• TASK DETAILS: Identify the lines that contain the string "color", then copy each of them.

[Figure record extracts]

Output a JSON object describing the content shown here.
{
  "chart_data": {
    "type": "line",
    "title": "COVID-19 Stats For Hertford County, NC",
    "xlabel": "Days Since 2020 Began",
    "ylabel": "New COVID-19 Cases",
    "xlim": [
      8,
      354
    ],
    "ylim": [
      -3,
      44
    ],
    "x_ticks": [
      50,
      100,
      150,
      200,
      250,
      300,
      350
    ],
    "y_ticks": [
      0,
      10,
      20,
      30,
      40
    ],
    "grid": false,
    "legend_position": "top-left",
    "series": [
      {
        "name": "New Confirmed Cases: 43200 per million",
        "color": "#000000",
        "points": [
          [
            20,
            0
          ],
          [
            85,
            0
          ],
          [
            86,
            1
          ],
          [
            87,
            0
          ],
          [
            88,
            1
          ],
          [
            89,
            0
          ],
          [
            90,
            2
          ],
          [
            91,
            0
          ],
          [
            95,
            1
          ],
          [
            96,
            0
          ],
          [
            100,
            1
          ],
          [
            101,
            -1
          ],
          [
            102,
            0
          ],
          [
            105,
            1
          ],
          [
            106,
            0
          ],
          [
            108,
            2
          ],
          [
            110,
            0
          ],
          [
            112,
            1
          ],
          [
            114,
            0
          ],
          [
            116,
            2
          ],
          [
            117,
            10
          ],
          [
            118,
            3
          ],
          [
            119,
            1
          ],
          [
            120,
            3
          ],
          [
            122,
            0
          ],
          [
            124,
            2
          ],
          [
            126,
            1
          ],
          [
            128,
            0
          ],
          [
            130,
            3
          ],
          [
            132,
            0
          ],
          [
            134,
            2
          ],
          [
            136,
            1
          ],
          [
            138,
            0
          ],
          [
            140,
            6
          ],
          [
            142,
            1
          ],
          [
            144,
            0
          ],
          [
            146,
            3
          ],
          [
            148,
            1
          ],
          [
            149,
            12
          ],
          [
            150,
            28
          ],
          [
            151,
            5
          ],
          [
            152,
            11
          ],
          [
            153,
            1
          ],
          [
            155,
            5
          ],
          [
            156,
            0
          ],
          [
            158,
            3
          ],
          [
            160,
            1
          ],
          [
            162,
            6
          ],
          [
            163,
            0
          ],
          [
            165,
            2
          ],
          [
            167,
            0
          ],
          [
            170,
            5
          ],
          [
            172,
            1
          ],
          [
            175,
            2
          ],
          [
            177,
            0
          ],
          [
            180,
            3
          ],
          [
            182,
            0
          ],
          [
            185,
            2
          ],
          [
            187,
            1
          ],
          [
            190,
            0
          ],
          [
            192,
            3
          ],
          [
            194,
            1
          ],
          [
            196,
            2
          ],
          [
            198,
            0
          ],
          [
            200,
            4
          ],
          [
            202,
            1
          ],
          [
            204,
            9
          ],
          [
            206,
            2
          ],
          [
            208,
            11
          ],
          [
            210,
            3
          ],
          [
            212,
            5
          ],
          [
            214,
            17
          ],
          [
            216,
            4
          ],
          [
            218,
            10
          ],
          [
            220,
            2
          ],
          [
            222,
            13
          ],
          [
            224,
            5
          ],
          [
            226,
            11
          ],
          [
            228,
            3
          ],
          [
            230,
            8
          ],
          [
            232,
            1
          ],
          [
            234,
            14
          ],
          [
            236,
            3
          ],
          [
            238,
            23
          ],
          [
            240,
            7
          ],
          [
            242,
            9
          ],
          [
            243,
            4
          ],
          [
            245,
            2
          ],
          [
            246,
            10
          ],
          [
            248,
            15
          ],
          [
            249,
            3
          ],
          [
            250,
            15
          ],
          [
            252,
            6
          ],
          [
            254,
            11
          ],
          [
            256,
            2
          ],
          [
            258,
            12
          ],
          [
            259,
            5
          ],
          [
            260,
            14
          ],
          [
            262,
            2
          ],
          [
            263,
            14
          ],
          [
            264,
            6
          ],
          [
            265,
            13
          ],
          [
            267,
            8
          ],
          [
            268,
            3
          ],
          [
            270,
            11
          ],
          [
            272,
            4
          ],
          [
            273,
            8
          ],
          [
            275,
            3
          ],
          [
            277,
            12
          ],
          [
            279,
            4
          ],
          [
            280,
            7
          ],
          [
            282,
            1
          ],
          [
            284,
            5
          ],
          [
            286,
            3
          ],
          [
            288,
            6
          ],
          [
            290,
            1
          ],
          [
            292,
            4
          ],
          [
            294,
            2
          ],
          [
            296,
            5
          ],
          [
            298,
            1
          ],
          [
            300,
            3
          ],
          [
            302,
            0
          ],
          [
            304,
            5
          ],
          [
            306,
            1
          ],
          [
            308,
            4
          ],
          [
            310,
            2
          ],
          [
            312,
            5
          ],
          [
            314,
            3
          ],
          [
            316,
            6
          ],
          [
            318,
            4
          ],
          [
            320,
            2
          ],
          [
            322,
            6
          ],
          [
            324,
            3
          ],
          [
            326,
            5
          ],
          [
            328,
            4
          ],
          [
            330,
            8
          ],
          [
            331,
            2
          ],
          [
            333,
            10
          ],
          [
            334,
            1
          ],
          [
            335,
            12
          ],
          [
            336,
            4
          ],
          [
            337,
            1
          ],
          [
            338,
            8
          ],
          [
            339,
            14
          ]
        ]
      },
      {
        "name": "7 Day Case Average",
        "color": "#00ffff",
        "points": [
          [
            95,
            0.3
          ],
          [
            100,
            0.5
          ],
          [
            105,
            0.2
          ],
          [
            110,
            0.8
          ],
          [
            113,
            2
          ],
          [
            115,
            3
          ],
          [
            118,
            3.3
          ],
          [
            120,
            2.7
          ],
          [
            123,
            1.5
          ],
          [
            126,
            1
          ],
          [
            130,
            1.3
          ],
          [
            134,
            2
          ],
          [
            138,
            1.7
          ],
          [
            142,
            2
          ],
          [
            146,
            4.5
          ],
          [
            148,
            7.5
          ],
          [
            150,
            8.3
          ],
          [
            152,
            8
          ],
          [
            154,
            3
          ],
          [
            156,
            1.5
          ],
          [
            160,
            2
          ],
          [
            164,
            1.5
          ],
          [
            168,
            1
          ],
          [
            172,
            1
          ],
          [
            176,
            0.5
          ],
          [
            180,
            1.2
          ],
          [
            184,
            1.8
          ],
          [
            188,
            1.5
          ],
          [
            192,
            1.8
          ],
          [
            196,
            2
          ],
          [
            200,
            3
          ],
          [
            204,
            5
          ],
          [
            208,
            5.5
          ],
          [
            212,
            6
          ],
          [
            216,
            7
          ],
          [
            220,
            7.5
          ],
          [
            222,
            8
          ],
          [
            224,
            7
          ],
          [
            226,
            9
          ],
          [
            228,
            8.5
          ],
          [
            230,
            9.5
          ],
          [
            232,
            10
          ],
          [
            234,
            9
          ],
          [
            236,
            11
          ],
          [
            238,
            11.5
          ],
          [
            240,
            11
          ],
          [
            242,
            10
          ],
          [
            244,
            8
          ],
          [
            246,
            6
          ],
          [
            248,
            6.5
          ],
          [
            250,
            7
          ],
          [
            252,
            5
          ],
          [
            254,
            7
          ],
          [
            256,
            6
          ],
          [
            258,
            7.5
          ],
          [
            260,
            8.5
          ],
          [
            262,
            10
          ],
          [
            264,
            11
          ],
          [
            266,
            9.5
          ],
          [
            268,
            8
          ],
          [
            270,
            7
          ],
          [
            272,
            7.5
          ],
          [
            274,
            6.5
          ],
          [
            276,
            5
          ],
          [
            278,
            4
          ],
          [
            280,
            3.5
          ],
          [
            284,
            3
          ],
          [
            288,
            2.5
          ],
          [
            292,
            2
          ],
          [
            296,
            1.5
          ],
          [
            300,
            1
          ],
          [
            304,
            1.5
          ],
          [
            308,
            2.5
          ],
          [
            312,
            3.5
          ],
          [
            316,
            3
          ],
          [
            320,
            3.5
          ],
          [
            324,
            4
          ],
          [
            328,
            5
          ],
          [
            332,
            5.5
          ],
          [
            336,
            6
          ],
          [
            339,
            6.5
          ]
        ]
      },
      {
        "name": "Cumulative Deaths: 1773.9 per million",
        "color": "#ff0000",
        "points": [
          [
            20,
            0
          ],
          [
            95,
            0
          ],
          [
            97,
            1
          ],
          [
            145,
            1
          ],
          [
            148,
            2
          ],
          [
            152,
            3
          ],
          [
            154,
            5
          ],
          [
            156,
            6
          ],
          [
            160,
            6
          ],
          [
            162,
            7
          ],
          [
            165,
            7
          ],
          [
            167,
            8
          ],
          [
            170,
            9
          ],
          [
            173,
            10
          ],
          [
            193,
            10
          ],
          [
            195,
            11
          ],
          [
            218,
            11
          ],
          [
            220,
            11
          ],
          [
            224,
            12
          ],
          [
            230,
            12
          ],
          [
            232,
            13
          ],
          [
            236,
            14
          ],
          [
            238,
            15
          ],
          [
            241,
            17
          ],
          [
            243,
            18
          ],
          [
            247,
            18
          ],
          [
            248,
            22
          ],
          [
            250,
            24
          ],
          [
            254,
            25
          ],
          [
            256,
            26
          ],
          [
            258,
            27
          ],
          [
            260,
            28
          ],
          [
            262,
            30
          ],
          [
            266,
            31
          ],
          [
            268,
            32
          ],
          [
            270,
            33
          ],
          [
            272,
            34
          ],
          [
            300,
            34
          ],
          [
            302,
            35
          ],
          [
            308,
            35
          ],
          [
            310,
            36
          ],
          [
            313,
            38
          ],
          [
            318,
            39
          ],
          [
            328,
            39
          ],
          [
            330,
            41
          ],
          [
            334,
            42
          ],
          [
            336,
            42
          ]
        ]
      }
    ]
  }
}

• EXERCISE SOLUTION:
        "color": "#000000",
        "color": "#00ffff",
        "color": "#ff0000",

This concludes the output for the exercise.